# Fragmento proporcionado
Observando las producciones de los 70, las experiencias del Pop se hacen evidentes de la mano de Naturaleza casi muerta (1970), una cama de lata donde Beatriz González establece un nuevo diálogo con las imágenes populares de su país, interviniéndola con una imagen emblemática de la ciudad de Bogotá, el Señor Caído de Monserrate.

La figura de Bernardo Salcedo, cuya irreverencia e ironía duchampiana lo han ubicado en las líneas del Neodadaísmo, se hace explícita en las dos cajas blancas que exhibe en esta oportunidad el MamBo: objets trouvés, inútiles y desinteresadamente estéticos se ensamblan con el único objetivo de provocar una discordancia. Los enormes huevos a punto de caer de las puertas entreabiertas de la caja blanca son la imagen desolada que nos entrega Lo que Dante no sabía: Beatriz amaba el control de la natalidad (1966).

Enseguida, una especie de minimalismo colombiano, oxidado y rústico, consolidado durante la década del 80, se presenta con una acertada distribución espacial: las obras monocromáticas, al ras del piso, permiten entender muchas de las búsquedas táctiles y sensoriales de Hugo Zapata, John Castles, Álvaro Gómez y Germán Botero, entre otros.

Desde aquí, ambos trabajos de Elias Heim y Carlos Blanco dan un cierre no decisivo al derrotero histórico de la escultura colombiana. Dejan, con sus obras exhibidas, sin embargo, la sensación de una apertura aún más ancha en al porvenir del arte conceptual.

# Actividad 1
Copie el pasaje del fragmento sobre la escultura colombiana que comienza en "Desde aquí, ambos" y termina en "del arte conceptual.", sustituyendo "arte conceptual" por "arte contemporáneo".
# Actividad 2
Responda estas preguntas según el fragmento sobre la escultura colombiana:
(a) ¿Con qué imagen emblemática de Bogotá interviene Beatriz González la obra Naturaleza casi muerta?
(b) ¿Cuántas cajas blancas de Bernardo Salcedo exhibe el MamBo?
(c) ¿En qué década se consolidó el minimalismo colombiano que describe el fragmento?
Utilice únicamente la información del fragmento.

Elementos listados en un conjunto de datos
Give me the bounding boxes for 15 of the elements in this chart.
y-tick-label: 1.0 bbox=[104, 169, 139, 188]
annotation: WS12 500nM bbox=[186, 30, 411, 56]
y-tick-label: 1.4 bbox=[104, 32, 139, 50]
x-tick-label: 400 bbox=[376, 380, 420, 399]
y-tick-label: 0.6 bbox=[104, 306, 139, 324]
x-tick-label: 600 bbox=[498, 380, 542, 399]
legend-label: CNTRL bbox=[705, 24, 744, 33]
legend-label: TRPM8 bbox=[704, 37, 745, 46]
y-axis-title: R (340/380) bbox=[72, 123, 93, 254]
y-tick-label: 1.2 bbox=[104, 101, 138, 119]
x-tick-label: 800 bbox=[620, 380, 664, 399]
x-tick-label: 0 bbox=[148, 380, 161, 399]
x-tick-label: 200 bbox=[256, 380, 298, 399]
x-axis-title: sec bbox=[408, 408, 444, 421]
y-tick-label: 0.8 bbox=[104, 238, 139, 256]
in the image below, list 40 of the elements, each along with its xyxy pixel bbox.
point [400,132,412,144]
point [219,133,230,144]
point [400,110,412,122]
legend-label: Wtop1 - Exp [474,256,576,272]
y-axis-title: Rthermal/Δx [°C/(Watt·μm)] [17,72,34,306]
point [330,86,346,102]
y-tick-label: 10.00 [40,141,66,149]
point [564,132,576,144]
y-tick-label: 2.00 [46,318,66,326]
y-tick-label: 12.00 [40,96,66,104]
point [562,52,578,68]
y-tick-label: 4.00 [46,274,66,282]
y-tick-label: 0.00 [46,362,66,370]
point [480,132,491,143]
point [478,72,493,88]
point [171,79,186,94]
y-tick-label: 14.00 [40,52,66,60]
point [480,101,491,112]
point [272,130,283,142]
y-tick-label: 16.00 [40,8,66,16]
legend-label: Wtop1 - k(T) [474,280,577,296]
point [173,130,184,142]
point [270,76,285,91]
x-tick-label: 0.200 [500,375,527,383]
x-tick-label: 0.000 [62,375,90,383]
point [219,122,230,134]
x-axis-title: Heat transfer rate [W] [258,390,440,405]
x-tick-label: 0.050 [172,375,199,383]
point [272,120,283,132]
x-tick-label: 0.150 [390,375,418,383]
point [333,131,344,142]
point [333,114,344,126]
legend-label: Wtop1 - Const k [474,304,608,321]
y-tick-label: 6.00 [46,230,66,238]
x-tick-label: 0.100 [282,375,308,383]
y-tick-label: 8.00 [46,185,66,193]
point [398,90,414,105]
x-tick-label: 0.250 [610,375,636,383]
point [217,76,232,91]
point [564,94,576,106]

# Espacio de respuesta 1
Desde aquí, ambos trabajos de Elias Heim y Carlos Blanco dan un cierre no decisivo al derrotero histórico de la escultura colombiana. Dejan, con sus obras exhibidas, sin embargo, la sensación de una apertura aún más ancha en al porvenir del arte contemporáneo.

# Espacio de respuesta 2
(a) Con el Señor Caído de Monserrate.
(b) Dos.
(c) En la década del 80.